Problem details: Set every record down verbatim and omit the pictures.

Dataset items

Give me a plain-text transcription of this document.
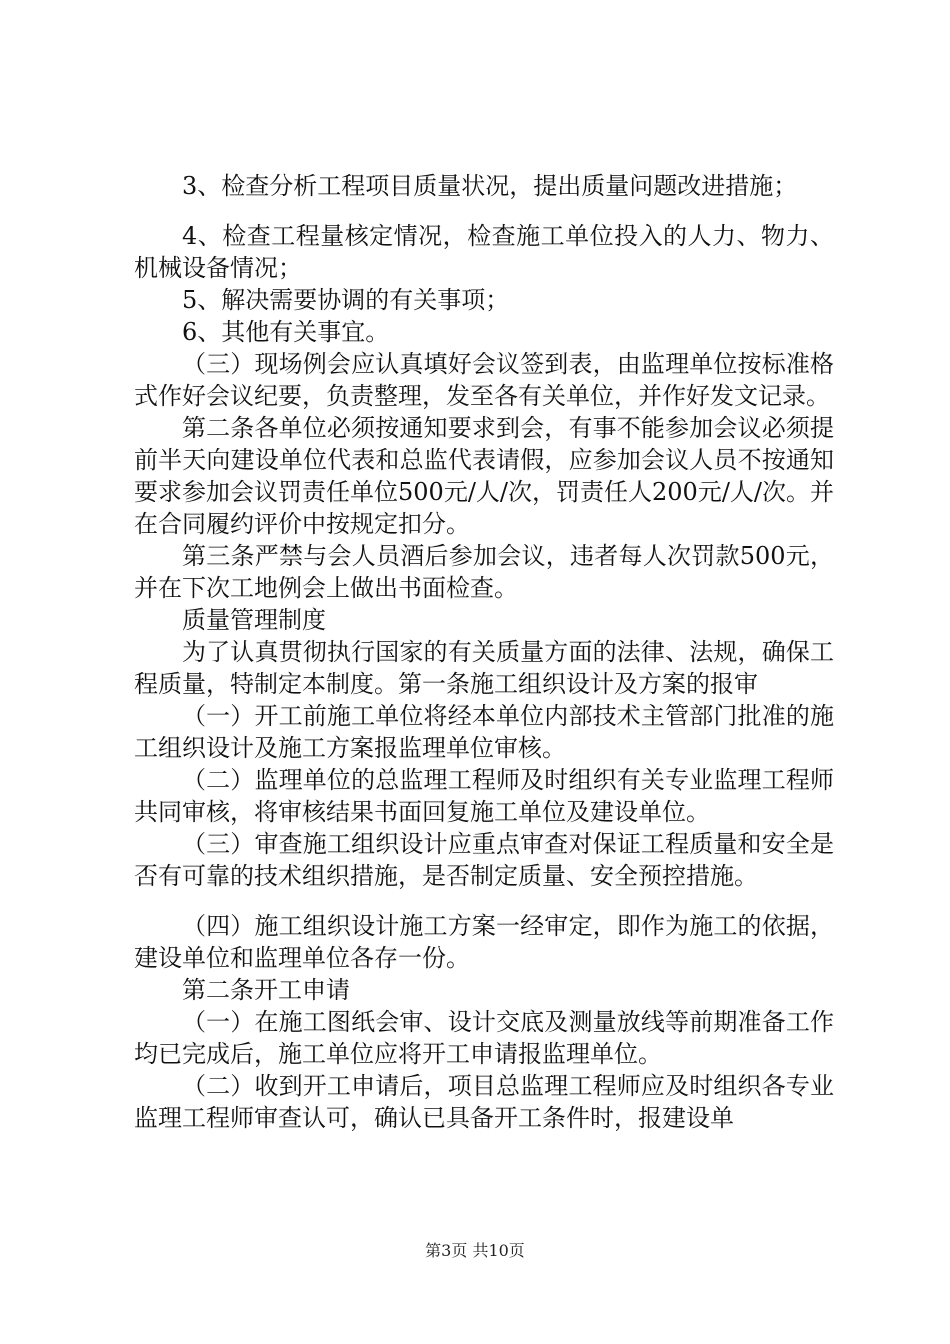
3、检查分析工程项目质量状况，提出质量问题改进措施；

4、检查工程量核定情况，检查施工单位投入的人力、物力、机械设备情况；

5、解决需要协调的有关事项；

6、其他有关事宜。

（三）现场例会应认真填好会议签到表，由监理单位按标准格式作好会议纪要，负责整理，发至各有关单位，并作好发文记录。

第二条各单位必须按通知要求到会，有事不能参加会议必须提前半天向建设单位代表和总监代表请假，应参加会议人员不按通知要求参加会议罚责任单位500元/人/次，罚责任人200元/人/次。并在合同履约评价中按规定扣分。

第三条严禁与会人员酒后参加会议，违者每人次罚款500元，并在下次工地例会上做出书面检查。

质量管理制度

为了认真贯彻执行国家的有关质量方面的法律、法规，确保工程质量，特制定本制度。第一条施工组织设计及方案的报审

（一）开工前施工单位将经本单位内部技术主管部门批准的施工组织设计及施工方案报监理单位审核。

（二）监理单位的总监理工程师及时组织有关专业监理工程师共同审核，将审核结果书面回复施工单位及建设单位。

（三）审查施工组织设计应重点审查对保证工程质量和安全是否有可靠的技术组织措施，是否制定质量、安全预控措施。

（四）施工组织设计施工方案一经审定，即作为施工的依据，建设单位和监理单位各存一份。

第二条开工申请

（一）在施工图纸会审、设计交底及测量放线等前期准备工作均已完成后，施工单位应将开工申请报监理单位。

（二）收到开工申请后，项目总监理工程师应及时组织各专业监理工程师审查认可，确认已具备开工条件时，报建设单

第3页 共10页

Complete answer:
Give me a plain-text transcription of this document.
3、检查分析工程项目质量状况，提出质量问题改进措施；

4、检查工程量核定情况，检查施工单位投入的人力、物力、机械设备情况；

5、解决需要协调的有关事项；

6、其他有关事宜。

（三）现场例会应认真填好会议签到表，由监理单位按标准格式作好会议纪要，负责整理，发至各有关单位，并作好发文记录。

第二条各单位必须按通知要求到会，有事不能参加会议必须提前半天向建设单位代表和总监代表请假，应参加会议人员不按通知要求参加会议罚责任单位500元/人/次，罚责任人200元/人/次。并在合同履约评价中按规定扣分。

第三条严禁与会人员酒后参加会议，违者每人次罚款500元，并在下次工地例会上做出书面检查。

质量管理制度

为了认真贯彻执行国家的有关质量方面的法律、法规，确保工程质量，特制定本制度。第一条施工组织设计及方案的报审

（一）开工前施工单位将经本单位内部技术主管部门批准的施工组织设计及施工方案报监理单位审核。

（二）监理单位的总监理工程师及时组织有关专业监理工程师共同审核，将审核结果书面回复施工单位及建设单位。

（三）审查施工组织设计应重点审查对保证工程质量和安全是否有可靠的技术组织措施，是否制定质量、安全预控措施。

（四）施工组织设计施工方案一经审定，即作为施工的依据，建设单位和监理单位各存一份。

第二条开工申请

（一）在施工图纸会审、设计交底及测量放线等前期准备工作均已完成后，施工单位应将开工申请报监理单位。

（二）收到开工申请后，项目总监理工程师应及时组织各专业监理工程师审查认可，确认已具备开工条件时，报建设单

第3页 共10页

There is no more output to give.